--- Start of Material ---

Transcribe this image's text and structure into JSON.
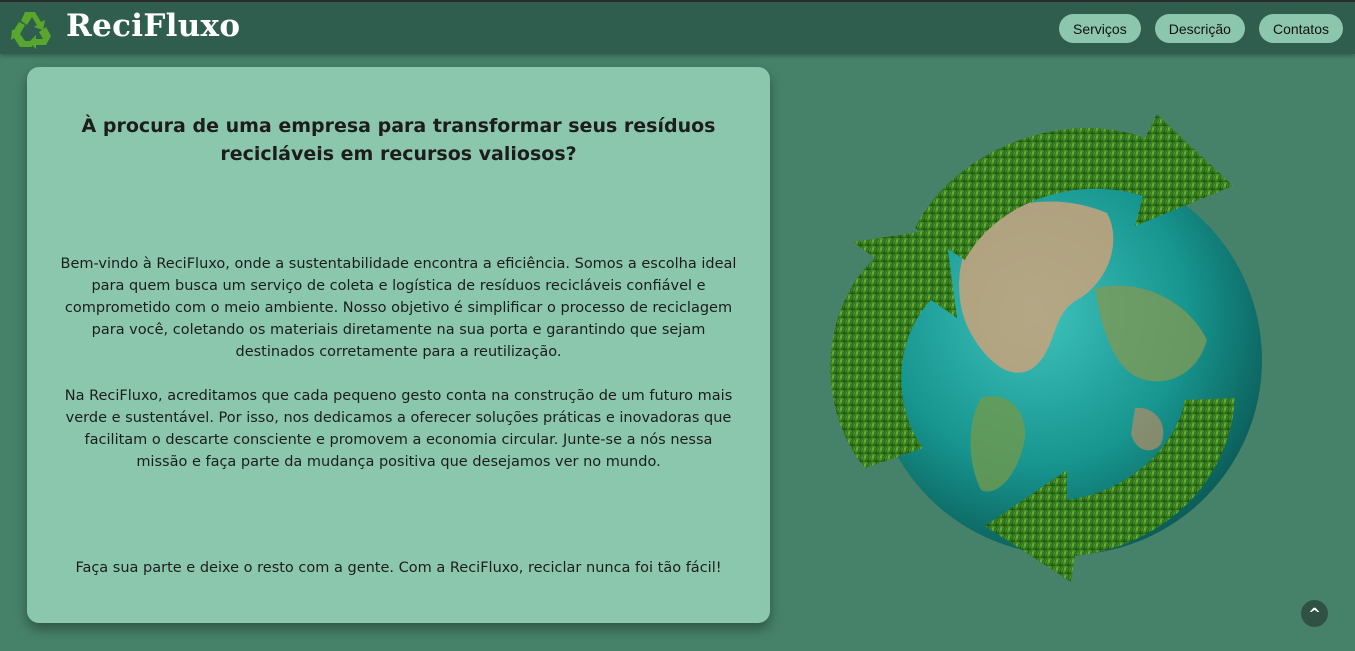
{
  "header": {
    "brand": "ReciFluxo",
    "logo_icon": "recycle-icon",
    "nav": [
      {
        "label": "Serviços"
      },
      {
        "label": "Descrição"
      },
      {
        "label": "Contatos"
      }
    ]
  },
  "main": {
    "heading": "À procura de uma empresa para transformar seus resíduos recicláveis em recursos valiosos?",
    "paragraph_1": "Bem-vindo à ReciFluxo, onde a sustentabilidade encontra a eficiência. Somos a escolha ideal para quem busca um serviço de coleta e logística de resíduos recicláveis confiável e comprometido com o meio ambiente. Nosso objetivo é simplificar o processo de reciclagem para você, coletando os materiais diretamente na sua porta e garantindo que sejam destinados corretamente para a reutilização.",
    "paragraph_2": "Na ReciFluxo, acreditamos que cada pequeno gesto conta na construção de um futuro mais verde e sustentável. Por isso, nos dedicamos a oferecer soluções práticas e inovadoras que facilitam o descarte consciente e promovem a economia circular. Junte-se a nós nessa missão e faça parte da mudança positiva que desejamos ver no mundo.",
    "tagline": "Faça sua parte e deixe o resto com a gente. Com a ReciFluxo, reciclar nunca foi tão fácil!"
  },
  "illustration": {
    "icon": "globe-recycle-arrows-image"
  },
  "scroll_top": {
    "label": "^",
    "icon": "caret-up-icon"
  },
  "colors": {
    "page_background": "#46826a",
    "navbar": "#2f5e4f",
    "card": "#8bc7ad",
    "nav_button": "#8cc7ad",
    "logo_green": "#5aa82f"
  }
}
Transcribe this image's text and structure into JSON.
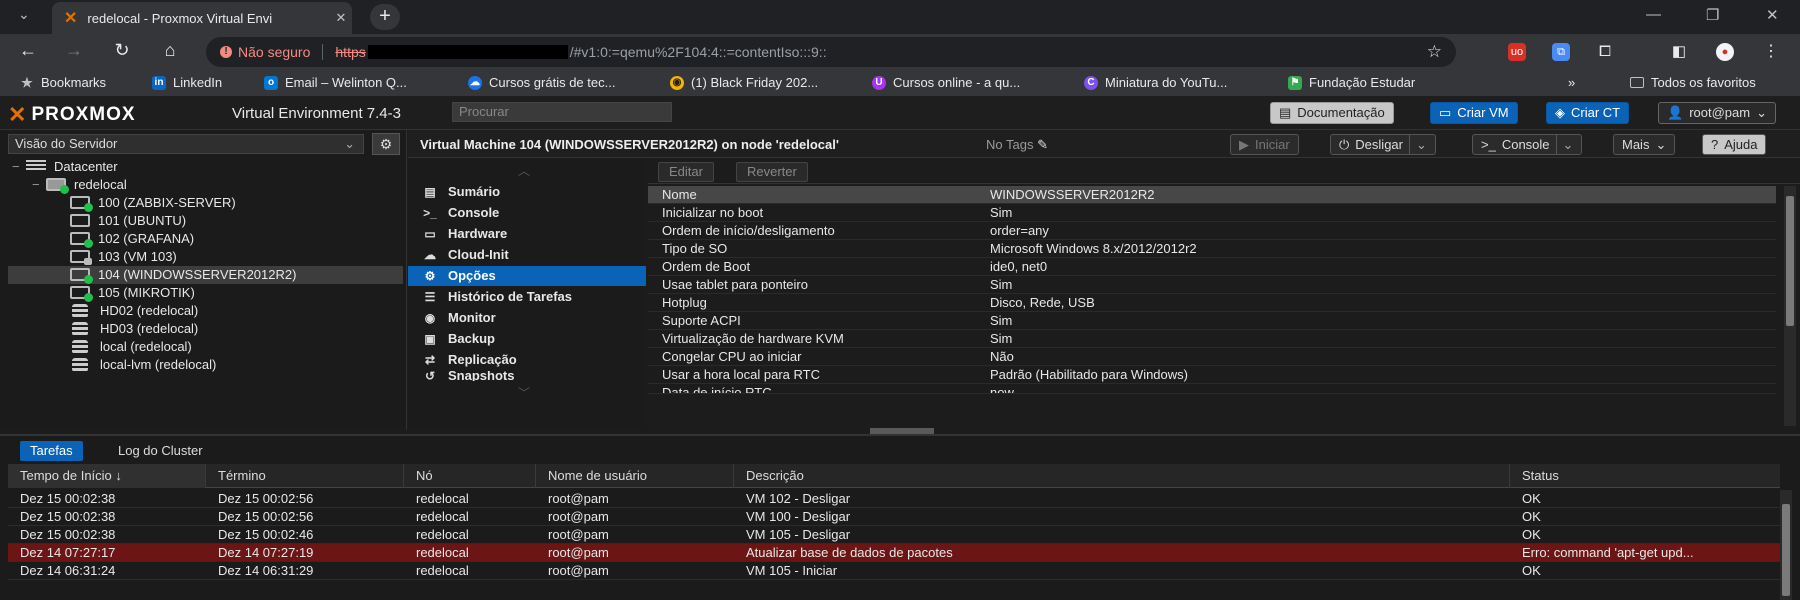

--- End of Material ---

What this task involves:
Omit the pictures and output all of the other material exactly.

Result of the task:
Transcribe this image's text and structure into JSON.
{
  "header": {
    "brand": "ReciFluxo",
    "logo_icon": "recycle-icon",
    "nav": [
      {
        "label": "Serviços"
      },
      {
        "label": "Descrição"
      },
      {
        "label": "Contatos"
      }
    ]
  },
  "main": {
    "heading": "À procura de uma empresa para transformar seus resíduos recicláveis em recursos valiosos?",
    "paragraph_1": "Bem-vindo à ReciFluxo, onde a sustentabilidade encontra a eficiência. Somos a escolha ideal para quem busca um serviço de coleta e logística de resíduos recicláveis confiável e comprometido com o meio ambiente. Nosso objetivo é simplificar o processo de reciclagem para você, coletando os materiais diretamente na sua porta e garantindo que sejam destinados corretamente para a reutilização.",
    "paragraph_2": "Na ReciFluxo, acreditamos que cada pequeno gesto conta na construção de um futuro mais verde e sustentável. Por isso, nos dedicamos a oferecer soluções práticas e inovadoras que facilitam o descarte consciente e promovem a economia circular. Junte-se a nós nessa missão e faça parte da mudança positiva que desejamos ver no mundo.",
    "tagline": "Faça sua parte e deixe o resto com a gente. Com a ReciFluxo, reciclar nunca foi tão fácil!"
  },
  "illustration": {
    "icon": "globe-recycle-arrows-image"
  },
  "scroll_top": {
    "label": "^",
    "icon": "caret-up-icon"
  },
  "colors": {
    "page_background": "#46826a",
    "navbar": "#2f5e4f",
    "card": "#8bc7ad",
    "nav_button": "#8cc7ad",
    "logo_green": "#5aa82f"
  }
}
Transcribe this image's text and structure into JSON.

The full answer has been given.